Report the count of lines where the string "this" appears, and nothing else.

§ **EXCERPTED DATA**
══════════

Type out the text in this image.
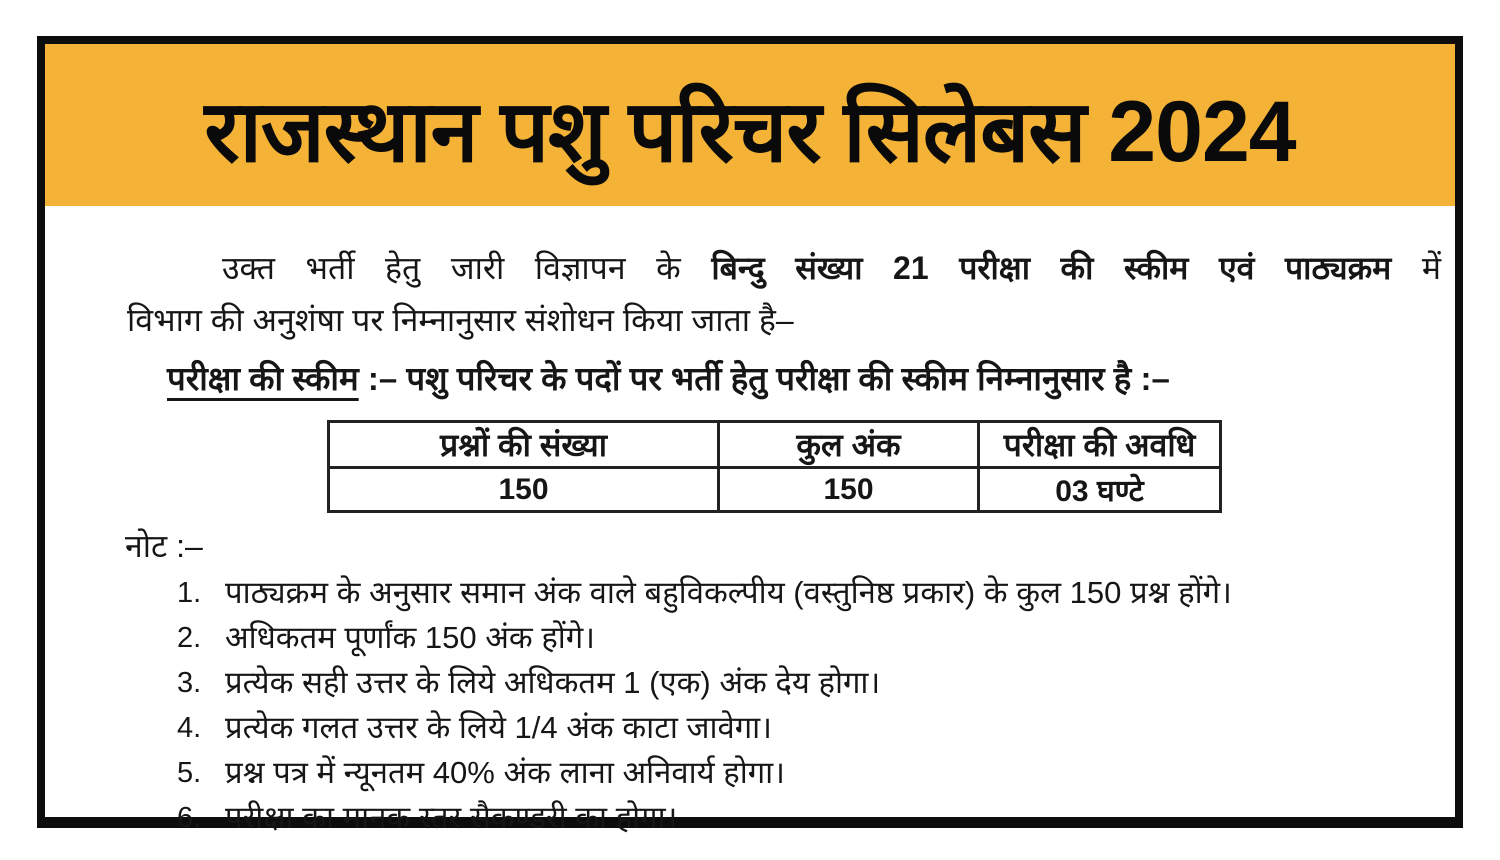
राजस्थान पशु परिचर सिलेबस 2024
उक्त भर्ती हेतु जारी विज्ञापन के बिन्दु संख्या 21 परीक्षा की स्कीम एवं पाठ्यक्रम में
विभाग की अनुशंषा पर निम्नानुसार संशोधन किया जाता है–
परीक्षा की स्कीम :– पशु परिचर के पदों पर भर्ती हेतु परीक्षा की स्कीम निम्नानुसार है :–
प्रश्नों की संख्या	कुल अंक	परीक्षा की अवधि
150	150	03 घण्टे
नोट :–
1. पाठ्यक्रम के अनुसार समान अंक वाले बहुविकल्पीय (वस्तुनिष्ठ प्रकार) के कुल 150 प्रश्न होंगे।
2. अधिकतम पूर्णांक 150 अंक होंगे।
3. प्रत्येक सही उत्तर के लिये अधिकतम 1 (एक) अंक देय होगा।
4. प्रत्येक गलत उत्तर के लिये 1/4 अंक काटा जावेगा।
5. प्रश्न पत्र में न्यूनतम 40% अंक लाना अनिवार्य होगा।
6. परीक्षा का मानक स्तर सैकण्डरी का होगा।
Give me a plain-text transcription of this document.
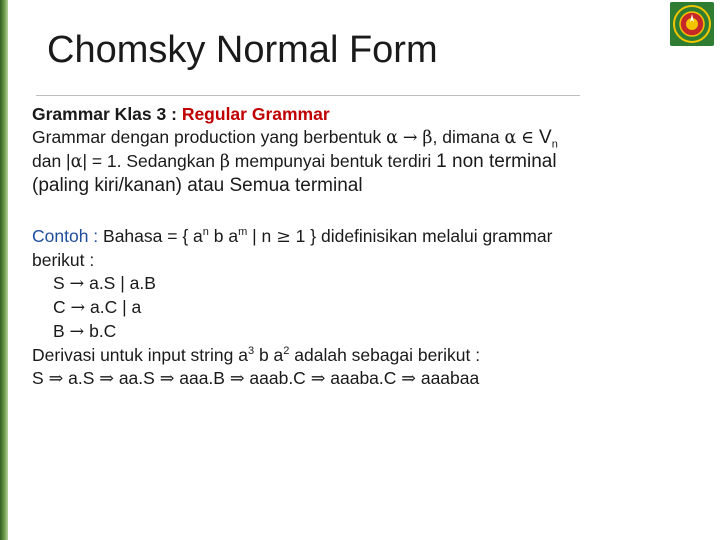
Chomsky Normal Form
Grammar Klas 3 : Regular Grammar
Grammar dengan production yang berbentuk α → β, dimana α ∈ $V_n$
dan |α| = 1. Sedangkan β mempunyai bentuk terdiri 1 non terminal
(paling kiri/kanan) atau Semua terminal
Contoh : Bahasa = { $a^n$ b $a^m$ | n ≥ 1 } didefinisikan melalui grammar
berikut :
S → a.S | a.B
C → a.C | a
B → b.C
Derivasi untuk input string $a^3$ b $a^2$ adalah sebagai berikut :
S ⇒ a.S ⇒ aa.S ⇒ aaa.B ⇒ aaab.C ⇒ aaaba.C ⇒ aaabaa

══════════

§ **RESPONSE BELOW**
2